------ LISTED RECORDS ------

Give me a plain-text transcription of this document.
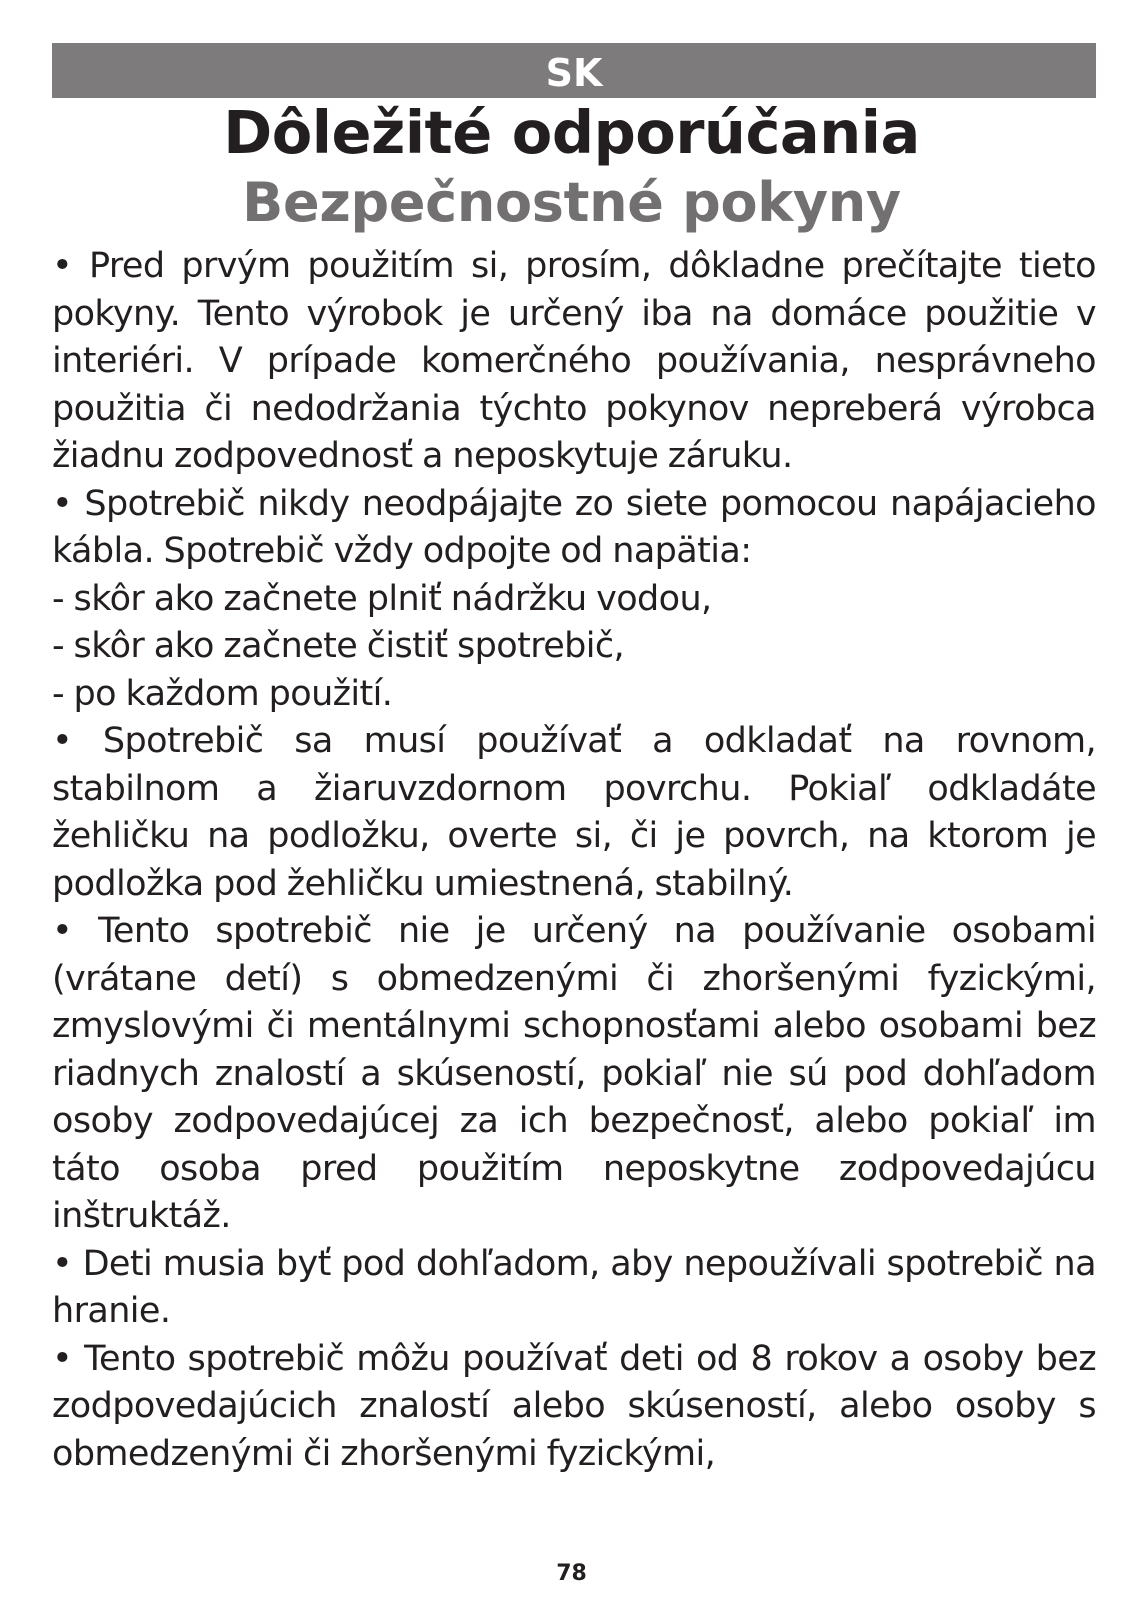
SK
Dôležité odporúčania
Bezpečnostné pokyny

• Pred prvým použitím si, prosím, dôkladne prečítajte tieto pokyny. Tento výrobok je určený iba na domáce použitie v interiéri. V prípade komerčného používania, nesprávneho použitia či nedodržania týchto pokynov nepreberá výrobca žiadnu zodpovednosť a neposkytuje záruku.

• Spotrebič nikdy neodpájajte zo siete pomocou napájacieho kábla. Spotrebič vždy odpojte od napätia:

- skôr ako začnete plniť nádržku vodou,

- skôr ako začnete čistiť spotrebič,

- po každom použití.

• Spotrebič sa musí používať a odkladať na rovnom, stabilnom a žiaruvzdornom povrchu. Pokiaľ odkladáte žehličku na podložku, overte si, či je povrch, na ktorom je podložka pod žehličku umiestnená, stabilný.

• Tento spotrebič nie je určený na používanie osobami (vrátane detí) s obmedzenými či zhoršenými fyzickými, zmyslovými či mentálnymi schopnosťami alebo osobami bez riadnych znalostí a skúseností, pokiaľ nie sú pod dohľadom osoby zodpovedajúcej za ich bezpečnosť, alebo pokiaľ im táto osoba pred použitím neposkytne zodpovedajúcu inštruktáž.

• Deti musia byť pod dohľadom, aby nepoužívali spotrebič na hranie.

• Tento spotrebič môžu používať deti od 8 rokov a osoby bez zodpovedajúcich znalostí alebo skúseností, alebo osoby s obmedzenými či zhoršenými fyzickými,

78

------

GIVEN REQUEST:
Pick out every line above that contains the word "používať" and copy it.

RESULT:
• Spotrebič sa musí používať a odkladať na rovnom, stabilnom a žiaruvzdornom povrchu. Pokiaľ odkladáte žehličku na podložku, overte si, či je povrch, na ktorom je podložka pod žehličku umiestnená, stabilný.
• Tento spotrebič môžu používať deti od 8 rokov a osoby bez zodpovedajúcich znalostí alebo skúseností, alebo osoby s obmedzenými či zhoršenými fyzickými,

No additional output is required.